→ Work to complete
Filter the data for lines with the word "object", then copy every line so identified.

* * * *

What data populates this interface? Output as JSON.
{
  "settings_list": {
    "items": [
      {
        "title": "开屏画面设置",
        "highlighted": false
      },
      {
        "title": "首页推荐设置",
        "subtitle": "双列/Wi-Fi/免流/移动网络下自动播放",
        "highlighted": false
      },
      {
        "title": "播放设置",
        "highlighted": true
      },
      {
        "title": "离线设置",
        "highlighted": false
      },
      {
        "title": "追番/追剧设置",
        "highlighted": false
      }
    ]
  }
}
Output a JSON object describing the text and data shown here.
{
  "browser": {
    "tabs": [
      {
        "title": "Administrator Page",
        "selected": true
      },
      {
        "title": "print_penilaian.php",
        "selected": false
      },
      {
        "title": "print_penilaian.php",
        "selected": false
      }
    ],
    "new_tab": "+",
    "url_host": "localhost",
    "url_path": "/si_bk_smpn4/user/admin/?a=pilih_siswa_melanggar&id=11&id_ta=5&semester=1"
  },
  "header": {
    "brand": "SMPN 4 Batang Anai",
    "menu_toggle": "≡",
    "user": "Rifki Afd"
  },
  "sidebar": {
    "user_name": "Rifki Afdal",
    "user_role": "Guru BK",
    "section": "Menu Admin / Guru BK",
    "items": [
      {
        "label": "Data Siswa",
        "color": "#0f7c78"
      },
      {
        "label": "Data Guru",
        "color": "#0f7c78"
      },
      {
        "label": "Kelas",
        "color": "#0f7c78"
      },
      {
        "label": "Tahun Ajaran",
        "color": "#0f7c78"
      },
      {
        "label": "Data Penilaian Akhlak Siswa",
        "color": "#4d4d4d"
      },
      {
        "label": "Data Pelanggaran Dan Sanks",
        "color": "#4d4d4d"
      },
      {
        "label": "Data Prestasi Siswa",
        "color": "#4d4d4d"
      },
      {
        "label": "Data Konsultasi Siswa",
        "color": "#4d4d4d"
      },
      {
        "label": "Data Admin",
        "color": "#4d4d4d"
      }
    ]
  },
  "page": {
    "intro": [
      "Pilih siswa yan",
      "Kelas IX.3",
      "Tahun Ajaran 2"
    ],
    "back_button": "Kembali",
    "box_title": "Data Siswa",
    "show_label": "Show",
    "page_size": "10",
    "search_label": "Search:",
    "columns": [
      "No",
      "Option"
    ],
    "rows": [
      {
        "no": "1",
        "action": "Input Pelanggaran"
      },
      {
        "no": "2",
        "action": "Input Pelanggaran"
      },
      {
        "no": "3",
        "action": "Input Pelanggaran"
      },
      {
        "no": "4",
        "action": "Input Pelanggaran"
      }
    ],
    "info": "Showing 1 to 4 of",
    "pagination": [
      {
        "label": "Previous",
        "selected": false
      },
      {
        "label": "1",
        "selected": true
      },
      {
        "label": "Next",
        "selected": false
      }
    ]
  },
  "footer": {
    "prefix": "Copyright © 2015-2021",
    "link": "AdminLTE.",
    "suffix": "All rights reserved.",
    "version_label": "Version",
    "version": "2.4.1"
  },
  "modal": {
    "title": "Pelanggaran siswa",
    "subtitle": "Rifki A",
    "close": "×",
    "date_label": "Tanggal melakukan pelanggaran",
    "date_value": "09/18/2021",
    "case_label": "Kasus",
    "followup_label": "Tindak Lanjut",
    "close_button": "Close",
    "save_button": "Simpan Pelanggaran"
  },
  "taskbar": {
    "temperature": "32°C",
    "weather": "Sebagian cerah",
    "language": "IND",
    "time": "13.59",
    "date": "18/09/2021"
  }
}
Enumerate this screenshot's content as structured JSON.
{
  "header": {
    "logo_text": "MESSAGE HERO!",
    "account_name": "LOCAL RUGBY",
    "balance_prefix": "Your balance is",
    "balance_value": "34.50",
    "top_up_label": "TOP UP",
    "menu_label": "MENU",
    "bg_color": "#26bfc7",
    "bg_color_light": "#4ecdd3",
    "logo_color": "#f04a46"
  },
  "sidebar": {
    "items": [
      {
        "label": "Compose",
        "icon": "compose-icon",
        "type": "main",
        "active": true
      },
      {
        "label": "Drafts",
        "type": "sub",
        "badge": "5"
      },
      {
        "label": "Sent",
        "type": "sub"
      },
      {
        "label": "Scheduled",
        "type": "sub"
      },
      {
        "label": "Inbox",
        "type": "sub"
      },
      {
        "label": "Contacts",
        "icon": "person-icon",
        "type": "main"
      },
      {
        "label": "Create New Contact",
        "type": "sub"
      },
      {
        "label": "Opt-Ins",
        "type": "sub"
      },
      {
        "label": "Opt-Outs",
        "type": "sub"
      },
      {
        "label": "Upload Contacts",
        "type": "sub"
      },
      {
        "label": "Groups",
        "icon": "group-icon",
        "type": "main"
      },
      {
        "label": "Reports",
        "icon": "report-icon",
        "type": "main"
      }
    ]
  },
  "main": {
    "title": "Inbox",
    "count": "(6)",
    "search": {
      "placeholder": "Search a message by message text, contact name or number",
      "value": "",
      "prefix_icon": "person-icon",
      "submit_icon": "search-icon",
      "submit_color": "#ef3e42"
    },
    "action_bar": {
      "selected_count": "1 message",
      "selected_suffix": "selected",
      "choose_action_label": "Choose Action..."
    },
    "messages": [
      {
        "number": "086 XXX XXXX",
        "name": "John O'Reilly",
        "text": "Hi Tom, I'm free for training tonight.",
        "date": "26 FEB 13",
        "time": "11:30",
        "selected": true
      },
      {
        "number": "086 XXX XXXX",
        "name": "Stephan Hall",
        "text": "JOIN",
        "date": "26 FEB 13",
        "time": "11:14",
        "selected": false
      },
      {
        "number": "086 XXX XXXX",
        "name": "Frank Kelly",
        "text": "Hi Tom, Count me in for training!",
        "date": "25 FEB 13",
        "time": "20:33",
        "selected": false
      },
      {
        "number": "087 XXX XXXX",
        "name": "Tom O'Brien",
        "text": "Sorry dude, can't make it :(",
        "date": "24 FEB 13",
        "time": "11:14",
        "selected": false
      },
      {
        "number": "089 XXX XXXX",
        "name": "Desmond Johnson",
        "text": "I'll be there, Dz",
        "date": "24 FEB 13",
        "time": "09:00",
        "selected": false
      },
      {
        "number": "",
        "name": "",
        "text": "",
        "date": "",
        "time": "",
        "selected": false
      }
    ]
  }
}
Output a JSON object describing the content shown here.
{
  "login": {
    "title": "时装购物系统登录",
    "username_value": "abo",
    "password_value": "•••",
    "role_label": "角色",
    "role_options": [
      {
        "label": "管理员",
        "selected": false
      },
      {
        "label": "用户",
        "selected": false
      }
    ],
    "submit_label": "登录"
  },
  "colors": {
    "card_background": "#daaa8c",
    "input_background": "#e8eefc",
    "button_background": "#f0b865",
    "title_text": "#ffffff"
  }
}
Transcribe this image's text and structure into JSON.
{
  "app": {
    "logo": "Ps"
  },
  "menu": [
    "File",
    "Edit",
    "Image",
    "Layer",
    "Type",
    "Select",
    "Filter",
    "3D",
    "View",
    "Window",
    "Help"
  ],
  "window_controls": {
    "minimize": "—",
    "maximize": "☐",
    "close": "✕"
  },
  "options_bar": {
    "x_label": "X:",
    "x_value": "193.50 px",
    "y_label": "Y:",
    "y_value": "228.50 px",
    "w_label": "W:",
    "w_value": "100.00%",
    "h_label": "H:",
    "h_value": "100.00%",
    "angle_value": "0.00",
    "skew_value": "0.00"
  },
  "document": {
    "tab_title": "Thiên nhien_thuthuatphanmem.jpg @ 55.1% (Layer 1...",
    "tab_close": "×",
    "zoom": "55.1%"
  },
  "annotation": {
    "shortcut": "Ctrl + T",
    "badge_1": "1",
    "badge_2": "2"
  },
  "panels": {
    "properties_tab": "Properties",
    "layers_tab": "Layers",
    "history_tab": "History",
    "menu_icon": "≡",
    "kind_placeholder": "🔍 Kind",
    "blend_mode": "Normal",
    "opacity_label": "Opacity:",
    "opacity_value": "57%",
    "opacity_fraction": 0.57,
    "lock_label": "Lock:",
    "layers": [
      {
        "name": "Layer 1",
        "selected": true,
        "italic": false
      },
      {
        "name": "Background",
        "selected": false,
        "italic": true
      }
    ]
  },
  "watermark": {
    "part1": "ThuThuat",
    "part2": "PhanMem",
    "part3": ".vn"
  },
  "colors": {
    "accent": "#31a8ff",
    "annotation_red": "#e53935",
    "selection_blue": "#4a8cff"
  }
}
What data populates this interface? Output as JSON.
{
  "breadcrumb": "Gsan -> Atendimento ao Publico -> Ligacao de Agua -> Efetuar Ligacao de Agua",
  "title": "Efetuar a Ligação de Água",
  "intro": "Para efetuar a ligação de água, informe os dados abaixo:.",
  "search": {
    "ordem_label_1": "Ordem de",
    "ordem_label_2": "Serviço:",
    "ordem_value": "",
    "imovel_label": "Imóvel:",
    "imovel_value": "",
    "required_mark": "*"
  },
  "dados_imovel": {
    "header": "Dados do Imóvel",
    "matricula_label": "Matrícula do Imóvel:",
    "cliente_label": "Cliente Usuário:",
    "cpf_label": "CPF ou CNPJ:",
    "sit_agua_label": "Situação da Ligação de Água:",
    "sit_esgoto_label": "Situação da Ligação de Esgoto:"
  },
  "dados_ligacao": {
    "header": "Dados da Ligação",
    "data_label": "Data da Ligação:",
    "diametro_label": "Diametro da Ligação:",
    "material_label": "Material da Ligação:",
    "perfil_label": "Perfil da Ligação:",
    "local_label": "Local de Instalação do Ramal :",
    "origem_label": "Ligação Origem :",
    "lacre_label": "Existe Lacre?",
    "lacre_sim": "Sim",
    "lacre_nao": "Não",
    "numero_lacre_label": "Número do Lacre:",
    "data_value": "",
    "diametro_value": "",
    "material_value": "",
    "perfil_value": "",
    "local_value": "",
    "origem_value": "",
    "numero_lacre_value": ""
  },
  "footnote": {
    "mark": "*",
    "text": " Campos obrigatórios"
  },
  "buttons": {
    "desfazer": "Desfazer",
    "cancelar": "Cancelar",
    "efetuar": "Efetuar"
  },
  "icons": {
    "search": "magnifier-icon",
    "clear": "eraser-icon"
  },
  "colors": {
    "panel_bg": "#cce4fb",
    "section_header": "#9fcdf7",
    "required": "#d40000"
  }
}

* * * *

→ Solution
Output a JSON object describing the text and data shown here.
Output a JSON object describing the content shown here.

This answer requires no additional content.